### Goal of the exercise
Below are records; work out how many of their lines contain "color" and give only that number.

<<<<

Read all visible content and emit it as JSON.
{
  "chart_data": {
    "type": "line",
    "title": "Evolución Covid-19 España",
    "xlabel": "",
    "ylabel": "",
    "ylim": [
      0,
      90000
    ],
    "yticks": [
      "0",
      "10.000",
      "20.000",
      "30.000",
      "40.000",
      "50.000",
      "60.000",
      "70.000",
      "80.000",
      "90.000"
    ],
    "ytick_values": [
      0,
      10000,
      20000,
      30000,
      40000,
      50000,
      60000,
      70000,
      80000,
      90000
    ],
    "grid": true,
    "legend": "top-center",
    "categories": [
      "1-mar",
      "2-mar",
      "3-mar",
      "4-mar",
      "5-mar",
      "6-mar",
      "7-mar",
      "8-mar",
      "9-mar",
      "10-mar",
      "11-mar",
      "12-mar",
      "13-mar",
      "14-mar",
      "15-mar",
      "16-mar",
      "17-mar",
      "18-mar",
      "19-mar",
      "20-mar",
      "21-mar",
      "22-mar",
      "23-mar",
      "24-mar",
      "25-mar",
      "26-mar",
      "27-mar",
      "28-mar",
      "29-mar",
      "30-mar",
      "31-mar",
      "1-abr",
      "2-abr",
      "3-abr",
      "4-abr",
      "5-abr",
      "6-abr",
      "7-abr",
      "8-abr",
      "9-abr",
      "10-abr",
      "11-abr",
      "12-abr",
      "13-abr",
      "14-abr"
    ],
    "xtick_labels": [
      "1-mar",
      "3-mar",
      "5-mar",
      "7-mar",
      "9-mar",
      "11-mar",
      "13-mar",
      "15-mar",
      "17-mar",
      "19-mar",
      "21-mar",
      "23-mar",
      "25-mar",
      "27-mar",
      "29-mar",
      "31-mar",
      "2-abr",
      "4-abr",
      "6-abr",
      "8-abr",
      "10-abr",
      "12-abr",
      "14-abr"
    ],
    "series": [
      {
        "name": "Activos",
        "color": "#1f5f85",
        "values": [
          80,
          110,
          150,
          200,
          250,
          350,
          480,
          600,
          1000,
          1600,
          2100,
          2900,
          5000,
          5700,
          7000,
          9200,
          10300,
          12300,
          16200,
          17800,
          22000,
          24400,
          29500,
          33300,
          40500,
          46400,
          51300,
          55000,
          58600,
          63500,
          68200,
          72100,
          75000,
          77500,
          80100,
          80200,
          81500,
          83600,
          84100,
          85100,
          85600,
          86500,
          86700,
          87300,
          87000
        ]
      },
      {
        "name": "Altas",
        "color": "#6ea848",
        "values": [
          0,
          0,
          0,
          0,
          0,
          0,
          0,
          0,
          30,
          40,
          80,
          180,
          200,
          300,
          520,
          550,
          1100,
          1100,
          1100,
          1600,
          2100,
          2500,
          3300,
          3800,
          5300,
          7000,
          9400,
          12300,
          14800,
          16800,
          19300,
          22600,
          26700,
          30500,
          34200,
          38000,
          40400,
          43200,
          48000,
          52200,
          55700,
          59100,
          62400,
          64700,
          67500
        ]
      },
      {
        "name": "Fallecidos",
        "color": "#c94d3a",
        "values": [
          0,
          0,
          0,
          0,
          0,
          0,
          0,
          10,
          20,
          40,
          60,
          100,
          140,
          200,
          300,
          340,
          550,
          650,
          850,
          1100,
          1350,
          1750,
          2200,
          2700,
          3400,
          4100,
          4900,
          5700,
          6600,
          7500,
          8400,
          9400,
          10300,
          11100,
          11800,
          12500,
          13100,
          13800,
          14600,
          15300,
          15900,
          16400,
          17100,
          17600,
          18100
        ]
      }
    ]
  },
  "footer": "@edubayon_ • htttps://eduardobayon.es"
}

>>>>

### Worked solution
3